**RECORDS PROVIDED:**
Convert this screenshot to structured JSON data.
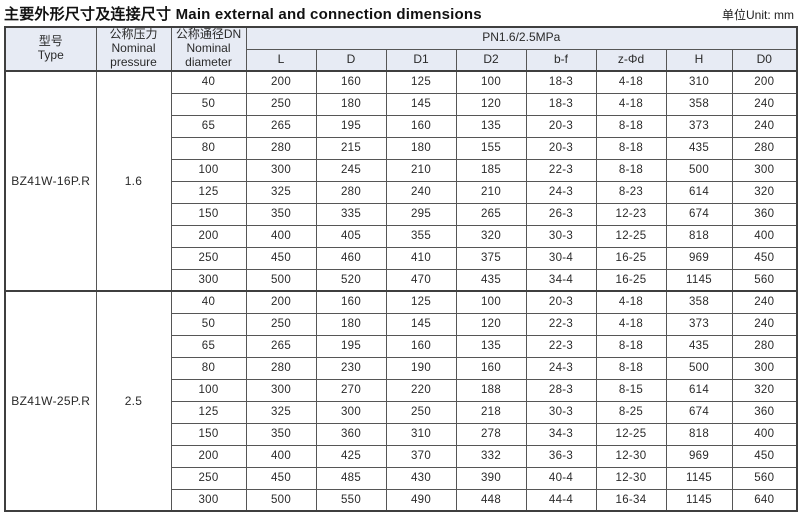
{
  "page": {
    "title_zh": "主要外形尺寸及连接尺寸",
    "title_en": "Main external and connection dimensions",
    "unit_label": "单位Unit: mm"
  },
  "colors": {
    "header_bg": "#e7ebf4",
    "border_dark": "#3f3f3f",
    "border_inner": "#565656",
    "text": "#2a2a2a"
  },
  "table": {
    "headers": {
      "type_zh": "型号",
      "type_en": "Type",
      "pressure_zh": "公称压力",
      "pressure_en1": "Nominal",
      "pressure_en2": "pressure",
      "diameter_zh": "公称通径DN",
      "diameter_en1": "Nominal",
      "diameter_en2": "diameter",
      "pn_span": "PN1.6/2.5MPa",
      "columns": [
        "L",
        "D",
        "D1",
        "D2",
        "b-f",
        "z-Φd",
        "H",
        "D0"
      ]
    },
    "groups": [
      {
        "type": "BZ41W-16P.R",
        "pressure": "1.6",
        "rows": [
          {
            "dn": "40",
            "values": [
              "200",
              "160",
              "125",
              "100",
              "18-3",
              "4-18",
              "310",
              "200"
            ]
          },
          {
            "dn": "50",
            "values": [
              "250",
              "180",
              "145",
              "120",
              "18-3",
              "4-18",
              "358",
              "240"
            ]
          },
          {
            "dn": "65",
            "values": [
              "265",
              "195",
              "160",
              "135",
              "20-3",
              "8-18",
              "373",
              "240"
            ]
          },
          {
            "dn": "80",
            "values": [
              "280",
              "215",
              "180",
              "155",
              "20-3",
              "8-18",
              "435",
              "280"
            ]
          },
          {
            "dn": "100",
            "values": [
              "300",
              "245",
              "210",
              "185",
              "22-3",
              "8-18",
              "500",
              "300"
            ]
          },
          {
            "dn": "125",
            "values": [
              "325",
              "280",
              "240",
              "210",
              "24-3",
              "8-23",
              "614",
              "320"
            ]
          },
          {
            "dn": "150",
            "values": [
              "350",
              "335",
              "295",
              "265",
              "26-3",
              "12-23",
              "674",
              "360"
            ]
          },
          {
            "dn": "200",
            "values": [
              "400",
              "405",
              "355",
              "320",
              "30-3",
              "12-25",
              "818",
              "400"
            ]
          },
          {
            "dn": "250",
            "values": [
              "450",
              "460",
              "410",
              "375",
              "30-4",
              "16-25",
              "969",
              "450"
            ]
          },
          {
            "dn": "300",
            "values": [
              "500",
              "520",
              "470",
              "435",
              "34-4",
              "16-25",
              "1145",
              "560"
            ]
          }
        ]
      },
      {
        "type": "BZ41W-25P.R",
        "pressure": "2.5",
        "rows": [
          {
            "dn": "40",
            "values": [
              "200",
              "160",
              "125",
              "100",
              "20-3",
              "4-18",
              "358",
              "240"
            ]
          },
          {
            "dn": "50",
            "values": [
              "250",
              "180",
              "145",
              "120",
              "22-3",
              "4-18",
              "373",
              "240"
            ]
          },
          {
            "dn": "65",
            "values": [
              "265",
              "195",
              "160",
              "135",
              "22-3",
              "8-18",
              "435",
              "280"
            ]
          },
          {
            "dn": "80",
            "values": [
              "280",
              "230",
              "190",
              "160",
              "24-3",
              "8-18",
              "500",
              "300"
            ]
          },
          {
            "dn": "100",
            "values": [
              "300",
              "270",
              "220",
              "188",
              "28-3",
              "8-15",
              "614",
              "320"
            ]
          },
          {
            "dn": "125",
            "values": [
              "325",
              "300",
              "250",
              "218",
              "30-3",
              "8-25",
              "674",
              "360"
            ]
          },
          {
            "dn": "150",
            "values": [
              "350",
              "360",
              "310",
              "278",
              "34-3",
              "12-25",
              "818",
              "400"
            ]
          },
          {
            "dn": "200",
            "values": [
              "400",
              "425",
              "370",
              "332",
              "36-3",
              "12-30",
              "969",
              "450"
            ]
          },
          {
            "dn": "250",
            "values": [
              "450",
              "485",
              "430",
              "390",
              "40-4",
              "12-30",
              "1145",
              "560"
            ]
          },
          {
            "dn": "300",
            "values": [
              "500",
              "550",
              "490",
              "448",
              "44-4",
              "16-34",
              "1145",
              "640"
            ]
          }
        ]
      }
    ]
  }
}
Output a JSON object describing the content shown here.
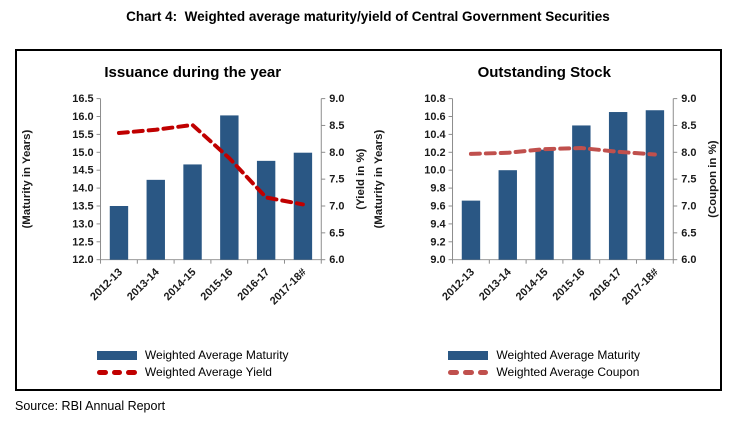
{
  "page": {
    "title": "Chart 4:  Weighted average maturity/yield of Central Government Securities",
    "source": "Source: RBI Annual Report"
  },
  "colors": {
    "bar": "#2A5784",
    "yield_line": "#C00000",
    "coupon_line": "#C0504D",
    "axis": "#8C8C8C",
    "tick_text": "#1A1A1A"
  },
  "chart_data": [
    {
      "type": "bar",
      "title": "Issuance during the year",
      "categories": [
        "2012-13",
        "2013-14",
        "2014-15",
        "2015-16",
        "2016-17",
        "2017-18#"
      ],
      "series": [
        {
          "name": "Weighted Average Maturity",
          "kind": "bar",
          "axis": "left",
          "color": "#2A5784",
          "values": [
            13.5,
            14.23,
            14.66,
            16.03,
            14.76,
            14.99
          ]
        },
        {
          "name": "Weighted Average Yield",
          "kind": "dashed-line",
          "axis": "right",
          "color": "#C00000",
          "values": [
            8.36,
            8.42,
            8.51,
            7.89,
            7.16,
            7.03
          ]
        }
      ],
      "left_axis": {
        "label": "(Maturity in Years)",
        "min": 12.0,
        "max": 16.5,
        "step": 0.5
      },
      "right_axis": {
        "label": "(Yield in %)",
        "min": 6.0,
        "max": 9.0,
        "step": 0.5
      },
      "grid": false,
      "legend_position": "bottom"
    },
    {
      "type": "bar",
      "title": "Outstanding Stock",
      "categories": [
        "2012-13",
        "2013-14",
        "2014-15",
        "2015-16",
        "2016-17",
        "2017-18#"
      ],
      "series": [
        {
          "name": "Weighted Average Maturity",
          "kind": "bar",
          "axis": "left",
          "color": "#2A5784",
          "values": [
            9.66,
            10.0,
            10.23,
            10.5,
            10.65,
            10.67
          ]
        },
        {
          "name": "Weighted Average Coupon",
          "kind": "dashed-line",
          "axis": "right",
          "color": "#C0504D",
          "values": [
            7.97,
            7.99,
            8.06,
            8.08,
            8.01,
            7.96
          ]
        }
      ],
      "left_axis": {
        "label": "(Maturity in Years)",
        "min": 9.0,
        "max": 10.8,
        "step": 0.2
      },
      "right_axis": {
        "label": "(Coupon in %)",
        "min": 6.0,
        "max": 9.0,
        "step": 0.5
      },
      "grid": false,
      "legend_position": "bottom"
    }
  ]
}
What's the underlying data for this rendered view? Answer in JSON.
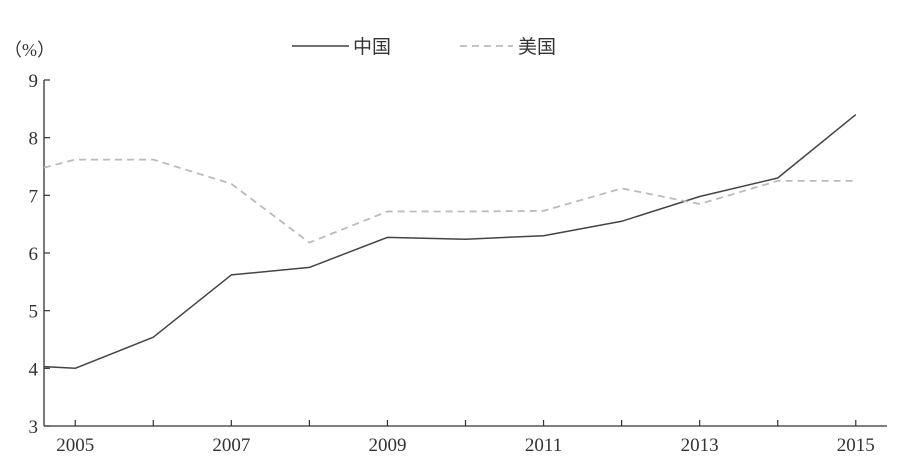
{
  "chart_data": {
    "type": "line",
    "ylabel": "（%）",
    "x": [
      2004.6,
      2005,
      2006,
      2007,
      2008,
      2009,
      2010,
      2011,
      2012,
      2013,
      2014,
      2015
    ],
    "xticks": [
      2005,
      2007,
      2009,
      2011,
      2013,
      2015
    ],
    "xlim": [
      2004.6,
      2015.4
    ],
    "yticks": [
      3,
      4,
      5,
      6,
      7,
      8,
      9
    ],
    "ylim": [
      3,
      9
    ],
    "legend_position": "top-center",
    "series": [
      {
        "name": "中国",
        "color": "#444444",
        "style": "solid",
        "values": [
          4.03,
          4.0,
          4.54,
          5.62,
          5.75,
          6.27,
          6.24,
          6.3,
          6.55,
          6.98,
          7.3,
          8.4
        ]
      },
      {
        "name": "美国",
        "color": "#bbbbbb",
        "style": "dashed",
        "values": [
          7.48,
          7.62,
          7.62,
          7.2,
          6.18,
          6.72,
          6.72,
          6.73,
          7.12,
          6.85,
          7.25,
          7.25
        ]
      }
    ]
  }
}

**STATED GOAL:**
Only the lines from the line containing "What's the underlying" through the end of the data are to be reproduced, exactly and with both ends included; pictures are omitted.

**SOLUTION TO THIS PROBLEM:**
What's the underlying data for this rendered view? Answer in JSON.
{
  "chart_data": {
    "type": "line",
    "ylabel": "（%）",
    "x": [
      2004.6,
      2005,
      2006,
      2007,
      2008,
      2009,
      2010,
      2011,
      2012,
      2013,
      2014,
      2015
    ],
    "xticks": [
      2005,
      2007,
      2009,
      2011,
      2013,
      2015
    ],
    "xlim": [
      2004.6,
      2015.4
    ],
    "yticks": [
      3,
      4,
      5,
      6,
      7,
      8,
      9
    ],
    "ylim": [
      3,
      9
    ],
    "legend_position": "top-center",
    "series": [
      {
        "name": "中国",
        "color": "#444444",
        "style": "solid",
        "values": [
          4.03,
          4.0,
          4.54,
          5.62,
          5.75,
          6.27,
          6.24,
          6.3,
          6.55,
          6.98,
          7.3,
          8.4
        ]
      },
      {
        "name": "美国",
        "color": "#bbbbbb",
        "style": "dashed",
        "values": [
          7.48,
          7.62,
          7.62,
          7.2,
          6.18,
          6.72,
          6.72,
          6.73,
          7.12,
          6.85,
          7.25,
          7.25
        ]
      }
    ]
  }
}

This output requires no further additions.